-- Start PAGE EXCERPT --
Keywords: polynorbornenes; thin film; in-plane chain orientation; electron density; refractive index; thermal expansion.
1. Introduction
Cyclic olefin polymers have attracted attention from academia and industry over the last 15 years because of their excellent properties (high glass transition temperature, high optical transparency, low birefringence, and low moisture absorption) and their potential applications in the flexible flat panel displays and microelectric and microfluidic devices (Angiolini et al., 2003; Bhusari et al., 2001; Byun et al., 2006; Lipian et al., 2002; Shick et al., 1998). A representative cyclic olefin polymer is polynorbornene (Angiolini et al., 2003; Bhusari et al., 2001; Breunig & Risse, 1992; Byun et al., 2006; Grove et al., 1999; Heinz et al., 1998; Lipian et al., 2002; Mathew et al., 1996; Reinmuth et al., 1996; Shick et al., 1998). However, this polymer exhibits very low solubility in common organic solvents and poor processibility, as well as interfacial adhesion failure, making it unsuitable for use in applications such as flexible flat panel displays and microelectric and microfluidic devices. Therefore, much research effort has been devoted to modifying this polymer via chemical functionalization and copolymerization so as to improve its solubility, processibility and interfacial adhesion properties (Breunig & Risse, 1992; Byun et al., 2006; Grove et al., 1999; Heinz et al., 1998; Mathew et al., 1996; Reinmuth et al., 1996; Shin et al., 2004). As part of these efforts, a series of poly(norbornene carboxylic acid ester)s with high solubility were developed, and their mechanical, optical and electrical properties were investigated (Breunig & Risse, 1992; Mathew et al., 1996; Reinmuth et al., 1996; Heinz et al., 1998; Grove et al., 1999). Those studies, however, characterized the properties of the polymers in the bulk rather than in nanometer-scale thin films. If these polymers are to be used in device applications such as those outlined above, quantitative data on their structures and properties in the thin film state are absolutely necessary.
-- End PAGE EXCERPT --
**EXERCISE TASK 1:** In the polynorbornene introduction, what problem besides very low solubility and poor processibility does polynorbornene show?
**EXERCISE TASK 2:** Using the polynorbornene introduction, explain why so much research has gone into modifying polynorbornene by chemical functionalization and copolymerization.
**EXERCISE TASK 3:** Carry the polynorbornene introduction forward from its last sentence.
-- Start INFORMATION SHOWN --
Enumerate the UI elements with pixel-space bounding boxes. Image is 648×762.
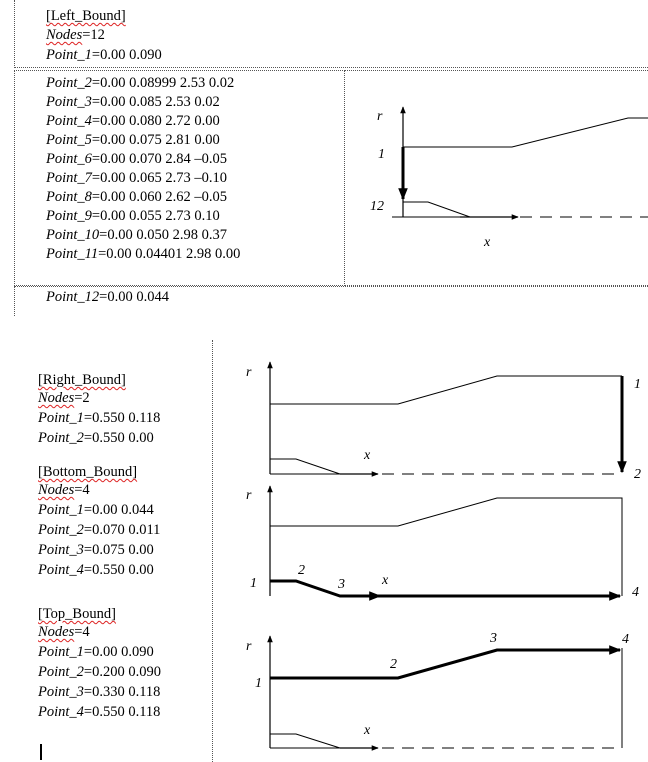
-- End INFORMATION SHOWN --
**WRITTEN REPLY 1:** Interfacial adhesion failure.

**WRITTEN REPLY 2:** Polynorbornene has very low solubility in common organic solvents, poor processibility and interfacial adhesion failure. These problems make it unsuitable for flexible flat panel displays and microelectric and microfluidic devices, so researchers modified it to improve its solubility, processibility and interfacial adhesion.

**WRITTEN REPLY 3:**
In the present study, we sought to analyze the structure and properties of nanometer-scale thin films of two novel poly(norbornene acid ester) derivatives supported on silicon substrates, using synchrotron grazing incidence X-ray scattering (GIXS) and specular X-ray reflectivity (XR) along with spectroscopic ellipsometry. The novel poly(norbornene acid ester) derivatives, chiral poly(norbornene carboxylic acid methyl ester) (C-PNME) and racemic poly(norbornene carboxylic acid n-butyl ester) (R-PNBE) (Fig. 1), were synthesized according to the method of Byun et al. (2006). By analyzing the GIXS, XR and ellipsometry data, we obtained detailed structural parameters as well as information on the orientation and other properties of these polymers in thin films.
2. Experiment
2.1. Material and film preparation
C-PNME [highly isotactic (the detailed isotacticity is under investigation); 72000 number-average molecular weight and 1.50 polydispersity index (PDI)] and R-PNBE (atactic; 60000 and 1.45 PDI) were synthesized according to a previously reported method (Byun et al., 2006). Thermogravimetric analysis indicated that both polymers begin thermal degradation at 648 K in a nitrogen atmosphere. In differential scanning calorimetry (DSC) measurements, the polymers did not show a peak characteristic of crystal melting when heated at 10.0 K min−1 from 203 K to near the degradation temperature 648 K. Moreover, in the DSC analysis, glass transition temperatures (Tg) of the polymers could not be detected, which might be attributed to small changes in their heat of fusion at the glass transition. However, dynamic mechanical thermal analysis found that R-PNBE has ca 483 K Tg. The Tg. analysis of C-PNME is still in progress.
For each polymer, a series of solutions with concentrations of 0.5–5.0 wt% were prepared in chloroform, and filtered through polytetrafluoroethylene membranes of pore size 0.2 µm. The solutions were spin-coated onto precleaned silicon substrates and dried at 353 K for 15 h under vacuum, followed by cooling to room temperature at a rate of 0.2 K min−1. Some of the dried films were further annealed for an additional 15 h at 423 or 473 K, followed by cooling to room temperature at a rate of 0.2 K min−1. The thicknesses of the obtained films were determined to be in the range 20–450 nm by means of ellipsometry.
2.2. Measurement
GIXS measurements were carried out at the 4 C2 beamline of the Pohang Accelerator Laboratory (PAL) (Bolze et al., 2001; Ree & Ko, 2005; Yu et al., 2005). The sample-to-detector distance was 170 mm, and an X-ray radiation source of wavelength λ = 0.154 nm and a two-dimensional charge-coupled detector (Roper Scientific, Trenton, NJ, USA) were used. Samples were mounted on a Huber z-axis goniometer equipped with a vacuum chamber. The incidence angle αi of the X-ray beam was set at 0.20–0.22°, which is between the critical angles of the films and the silicon substrate (αc,f and αc,s). Scattering angles were corrected by the positions of X-ray beams reflected from the silicon substrate interface with changing incidence angle αi and by a pre-calibrated silver behenate standard (TCI, Japan). A set of aluminium foil pieces was employed as semi-transparent beam stops because the intensity of the specular reflection from the substrate was much stronger than the intensity of GIXS near the critical angle. Data were typically collected for 30–60 s.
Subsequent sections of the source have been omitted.